Extracted records
★ ★ ★ ★ ★

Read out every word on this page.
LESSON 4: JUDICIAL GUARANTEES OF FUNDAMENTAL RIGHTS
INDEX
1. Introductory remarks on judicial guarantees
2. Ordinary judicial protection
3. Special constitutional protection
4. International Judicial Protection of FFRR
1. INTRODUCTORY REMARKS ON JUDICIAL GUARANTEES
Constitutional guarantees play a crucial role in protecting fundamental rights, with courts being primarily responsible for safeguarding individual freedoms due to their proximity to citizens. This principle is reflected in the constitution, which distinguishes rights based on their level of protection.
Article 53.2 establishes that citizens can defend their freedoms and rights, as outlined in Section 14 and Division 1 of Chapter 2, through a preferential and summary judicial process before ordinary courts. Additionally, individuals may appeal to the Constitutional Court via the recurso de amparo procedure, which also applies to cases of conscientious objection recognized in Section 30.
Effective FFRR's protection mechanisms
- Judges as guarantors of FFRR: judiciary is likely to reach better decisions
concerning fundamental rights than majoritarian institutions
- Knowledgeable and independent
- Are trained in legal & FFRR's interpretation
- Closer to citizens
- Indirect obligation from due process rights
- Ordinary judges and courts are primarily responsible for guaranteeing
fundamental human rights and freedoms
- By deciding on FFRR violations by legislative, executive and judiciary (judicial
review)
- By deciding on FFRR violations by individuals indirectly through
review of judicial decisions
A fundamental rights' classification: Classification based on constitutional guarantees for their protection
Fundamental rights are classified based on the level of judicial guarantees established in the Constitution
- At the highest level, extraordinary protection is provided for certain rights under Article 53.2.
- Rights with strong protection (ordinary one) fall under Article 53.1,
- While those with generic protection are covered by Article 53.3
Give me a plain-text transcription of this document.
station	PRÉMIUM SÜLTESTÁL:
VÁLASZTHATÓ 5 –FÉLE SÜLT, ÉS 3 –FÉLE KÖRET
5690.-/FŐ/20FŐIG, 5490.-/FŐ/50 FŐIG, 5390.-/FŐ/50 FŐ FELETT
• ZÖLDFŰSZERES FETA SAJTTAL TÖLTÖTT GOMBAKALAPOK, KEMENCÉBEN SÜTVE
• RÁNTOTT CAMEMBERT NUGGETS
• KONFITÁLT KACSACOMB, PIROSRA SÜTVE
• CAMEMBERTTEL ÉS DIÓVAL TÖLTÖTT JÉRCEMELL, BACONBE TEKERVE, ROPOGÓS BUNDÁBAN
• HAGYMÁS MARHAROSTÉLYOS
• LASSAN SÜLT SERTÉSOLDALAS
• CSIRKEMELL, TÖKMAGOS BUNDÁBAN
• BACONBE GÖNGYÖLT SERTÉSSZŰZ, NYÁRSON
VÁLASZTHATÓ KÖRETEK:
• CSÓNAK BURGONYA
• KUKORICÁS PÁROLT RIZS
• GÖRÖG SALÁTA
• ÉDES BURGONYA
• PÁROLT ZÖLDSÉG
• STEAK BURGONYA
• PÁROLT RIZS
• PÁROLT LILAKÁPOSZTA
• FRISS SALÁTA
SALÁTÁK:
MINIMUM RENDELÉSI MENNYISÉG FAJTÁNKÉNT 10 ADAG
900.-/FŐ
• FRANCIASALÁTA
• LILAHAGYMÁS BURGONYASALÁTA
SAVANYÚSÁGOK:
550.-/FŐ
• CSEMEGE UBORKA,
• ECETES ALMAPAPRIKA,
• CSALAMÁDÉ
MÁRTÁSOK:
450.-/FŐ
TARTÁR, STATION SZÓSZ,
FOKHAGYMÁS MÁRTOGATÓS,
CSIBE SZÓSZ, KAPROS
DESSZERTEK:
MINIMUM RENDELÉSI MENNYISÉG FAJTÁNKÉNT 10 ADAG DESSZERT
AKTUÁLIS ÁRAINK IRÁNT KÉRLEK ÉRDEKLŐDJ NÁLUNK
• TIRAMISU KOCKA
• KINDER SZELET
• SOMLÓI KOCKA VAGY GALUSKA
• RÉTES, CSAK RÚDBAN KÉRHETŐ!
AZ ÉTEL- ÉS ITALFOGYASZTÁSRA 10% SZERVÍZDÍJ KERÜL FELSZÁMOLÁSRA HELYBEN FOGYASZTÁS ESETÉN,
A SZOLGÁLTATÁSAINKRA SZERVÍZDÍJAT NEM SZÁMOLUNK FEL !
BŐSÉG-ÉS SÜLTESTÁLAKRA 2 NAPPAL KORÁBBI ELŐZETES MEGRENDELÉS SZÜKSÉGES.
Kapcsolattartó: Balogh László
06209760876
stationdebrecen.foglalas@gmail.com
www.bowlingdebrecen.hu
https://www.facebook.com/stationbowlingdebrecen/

★ ★ ★ ★ ★

# DO THIS
Only the number is wanted: how many lines in the entries above contain the string "FFRR"?

# COMPLETED EXERCISE
6